• **FRAGMENT DO PRZECZYTANIA**
Aparaty fotograficzne i inne sprzęty foto

zastanawiałam się właśnie nad soczewką macro tylko nie wiem czy to spełni moje oczekiwania bo nigdy z tego nie korzystałam i nie wiem jak to się sprawdza.

I jeszcze jedno pytanie nie wiecie ile kosztuje czyszczenie matrycy?
[quote author=W&W link=topic=52.msg661238#msg661238 date=1280303339]
I jeszcze jedno pytanie ni ewiecie ile kosztuje czyszczenie matrycy?
[/quote]

Ja placilam 80 zl (Bytom).
W&W a jaką masz średnicę obiektywu? my u siebie sprzedajemy takie potrójne zestawy - trzy soczewki +1, +2 i +4, można je nakręcić wszystkie naraz 😍 cudowna zabawa!

co do czyszczenia, w serwisie Nikona biorą 80zł, w BTFoto na Armii Ludowej 12 z tego co wiem 30zł.
W&W a jaką masz średnicę obiektywu? my u siebie sprzedajemy takie potrójne zestawy - trzy soczewki +1, +2 i +4, można je nakręcić wszystkie naraz 😍 cudowna zabawa!

• **ZADANIA DO WYKONANIA**
1. Odpowiedz krótko na pytania do wątku o sprzęcie fotograficznym.
(a) Nad jaką soczewką ktoś zastanawiał się na początku wątku?
(b) Ile zapłacono za czyszczenie matrycy w Bytomiu?
(c) Jakie soczewki wchodzą w skład potrójnego zestawu?
2. Kontynuuj wątek o sprzęcie fotograficznym od miejsca, w którym się kończy.
Materiał, który następuje dalej, stanowi odrębną całość.

• **WYODRĘBNIONE INFORMACJE**
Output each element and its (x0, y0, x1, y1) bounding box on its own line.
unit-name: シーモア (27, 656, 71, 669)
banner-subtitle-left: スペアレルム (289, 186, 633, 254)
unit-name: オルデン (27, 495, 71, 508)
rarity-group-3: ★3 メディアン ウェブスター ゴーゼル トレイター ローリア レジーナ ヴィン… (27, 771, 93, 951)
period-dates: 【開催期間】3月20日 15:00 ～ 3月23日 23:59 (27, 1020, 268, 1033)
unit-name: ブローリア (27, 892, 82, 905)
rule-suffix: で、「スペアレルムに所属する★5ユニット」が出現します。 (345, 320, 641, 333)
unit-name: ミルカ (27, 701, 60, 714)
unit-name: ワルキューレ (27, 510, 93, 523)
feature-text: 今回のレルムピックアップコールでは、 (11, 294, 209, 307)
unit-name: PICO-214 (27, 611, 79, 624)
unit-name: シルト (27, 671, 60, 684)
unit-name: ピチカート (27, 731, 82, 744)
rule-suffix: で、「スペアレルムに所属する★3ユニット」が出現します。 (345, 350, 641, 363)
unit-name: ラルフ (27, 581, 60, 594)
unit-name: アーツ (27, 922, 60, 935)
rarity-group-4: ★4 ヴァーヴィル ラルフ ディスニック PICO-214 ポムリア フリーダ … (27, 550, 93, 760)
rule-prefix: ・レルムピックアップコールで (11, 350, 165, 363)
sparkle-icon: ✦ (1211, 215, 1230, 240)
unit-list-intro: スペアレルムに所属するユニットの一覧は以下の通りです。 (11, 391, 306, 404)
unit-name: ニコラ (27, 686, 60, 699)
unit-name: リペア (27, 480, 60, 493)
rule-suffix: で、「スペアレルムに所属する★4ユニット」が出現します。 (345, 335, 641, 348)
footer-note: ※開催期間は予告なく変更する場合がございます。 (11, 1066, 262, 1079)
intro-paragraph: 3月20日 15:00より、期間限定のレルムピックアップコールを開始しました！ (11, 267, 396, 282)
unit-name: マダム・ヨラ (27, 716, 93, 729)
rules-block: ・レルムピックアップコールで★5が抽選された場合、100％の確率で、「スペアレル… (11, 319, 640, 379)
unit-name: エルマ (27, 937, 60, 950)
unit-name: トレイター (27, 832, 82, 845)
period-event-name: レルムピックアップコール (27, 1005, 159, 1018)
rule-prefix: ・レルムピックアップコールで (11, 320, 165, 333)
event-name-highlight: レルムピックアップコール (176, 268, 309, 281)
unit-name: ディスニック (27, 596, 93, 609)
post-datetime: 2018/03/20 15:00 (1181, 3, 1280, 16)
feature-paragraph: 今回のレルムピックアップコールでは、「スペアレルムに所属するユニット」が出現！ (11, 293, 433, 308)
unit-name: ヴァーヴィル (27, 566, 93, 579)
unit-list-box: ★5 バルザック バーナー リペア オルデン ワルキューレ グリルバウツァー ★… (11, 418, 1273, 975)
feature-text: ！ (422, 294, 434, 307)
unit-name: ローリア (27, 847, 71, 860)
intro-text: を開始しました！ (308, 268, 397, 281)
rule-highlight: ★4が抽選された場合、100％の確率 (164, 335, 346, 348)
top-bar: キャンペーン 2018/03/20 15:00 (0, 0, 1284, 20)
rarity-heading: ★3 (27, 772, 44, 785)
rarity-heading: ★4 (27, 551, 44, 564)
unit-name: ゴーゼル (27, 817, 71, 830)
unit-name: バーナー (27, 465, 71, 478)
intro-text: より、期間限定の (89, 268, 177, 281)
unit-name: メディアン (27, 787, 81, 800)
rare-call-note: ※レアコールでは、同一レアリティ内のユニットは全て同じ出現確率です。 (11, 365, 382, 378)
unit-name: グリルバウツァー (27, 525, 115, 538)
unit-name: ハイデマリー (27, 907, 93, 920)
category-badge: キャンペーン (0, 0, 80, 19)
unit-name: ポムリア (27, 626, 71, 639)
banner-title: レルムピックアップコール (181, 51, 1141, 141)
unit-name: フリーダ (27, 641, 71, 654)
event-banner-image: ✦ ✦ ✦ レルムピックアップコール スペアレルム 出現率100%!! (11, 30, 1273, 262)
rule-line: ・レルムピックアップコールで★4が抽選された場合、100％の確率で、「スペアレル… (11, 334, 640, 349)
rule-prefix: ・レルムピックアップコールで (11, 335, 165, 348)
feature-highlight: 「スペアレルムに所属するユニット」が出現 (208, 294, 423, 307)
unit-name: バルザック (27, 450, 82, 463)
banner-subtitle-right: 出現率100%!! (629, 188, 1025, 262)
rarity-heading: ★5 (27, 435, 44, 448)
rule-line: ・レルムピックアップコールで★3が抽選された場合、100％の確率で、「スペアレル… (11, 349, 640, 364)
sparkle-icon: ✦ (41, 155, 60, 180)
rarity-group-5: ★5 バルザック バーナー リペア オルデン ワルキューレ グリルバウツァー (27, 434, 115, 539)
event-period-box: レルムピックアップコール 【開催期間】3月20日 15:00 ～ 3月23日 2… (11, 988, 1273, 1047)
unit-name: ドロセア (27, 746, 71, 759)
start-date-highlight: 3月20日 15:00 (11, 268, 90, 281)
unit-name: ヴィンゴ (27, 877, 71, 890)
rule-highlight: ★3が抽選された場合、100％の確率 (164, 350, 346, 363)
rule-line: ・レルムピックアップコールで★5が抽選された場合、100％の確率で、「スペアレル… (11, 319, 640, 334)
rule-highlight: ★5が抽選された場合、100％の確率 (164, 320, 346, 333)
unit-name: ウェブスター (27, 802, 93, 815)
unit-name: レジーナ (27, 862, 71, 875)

• **ODPOWIEDZI PISEMNE**
1.
(a) Nad soczewką macro.
(b) 80 zł.
(c) +1, +2 i +4.

2.
Ile taki zestaw mniej wiecej kosztuje?
MsCarmen, ojej nie wiem jaka mam średnice hihhi musze sprawdzić.
Ale to się stosuje do teleobiektywów?
Ile taki zestawik??

P.S mam dokładnie taki
http://fotozakupy.pl/obiektyw/tamron-af-70-300mm-f-4-5-6-di-ld-makro,6678s?gclid=COTw4Z2IjqMCFQ0gZwodMXz3YQ
W&W to się stosuje do wszystkiego 😀 to są takie zwykłe nakręcane filtry, które ci przybliżają. super efekt - po pierwsze obiekt X zajmuje więcej kadru (im mocniejsza soczewka macro tym więcej X-a w kadrze) a po drugie umożliwia wyostrzanie od zaskakująco fajnych odległości. my się bawiliśmy na sklepie ze zwykłym Nikkorem 16-85 i podpięliśmy do niego wszystkie filtry na raz. na 85mm ostrzył od... zaledwie 1cm.
z tego co widzę w naszych magazynach nigdzie nie ma tej średnicy 🙁 z tego co patrzę, cena takiej paczuszki na 58mm to 195zł, a 67mm - 315, więc cena byłaby pomiędzy.
abre   tulibudibu
28 lipca 2010 12:19
W&W, mscarmen chodzi o średnicę filtra. U Ciebie to 62 mm.
Chciałabym tylko przypomnieć, że montowanie soczewek powiększających wiąże się niestety z utratą ostrości (rozdzielczości obrazu), zwłaszcza na brzegach oraz aberracjami chromatycznymi. Z zasady zakłada się je na obiektywy stałoogniskowe, ponieważ soczewki wzmacniają wady szkieł.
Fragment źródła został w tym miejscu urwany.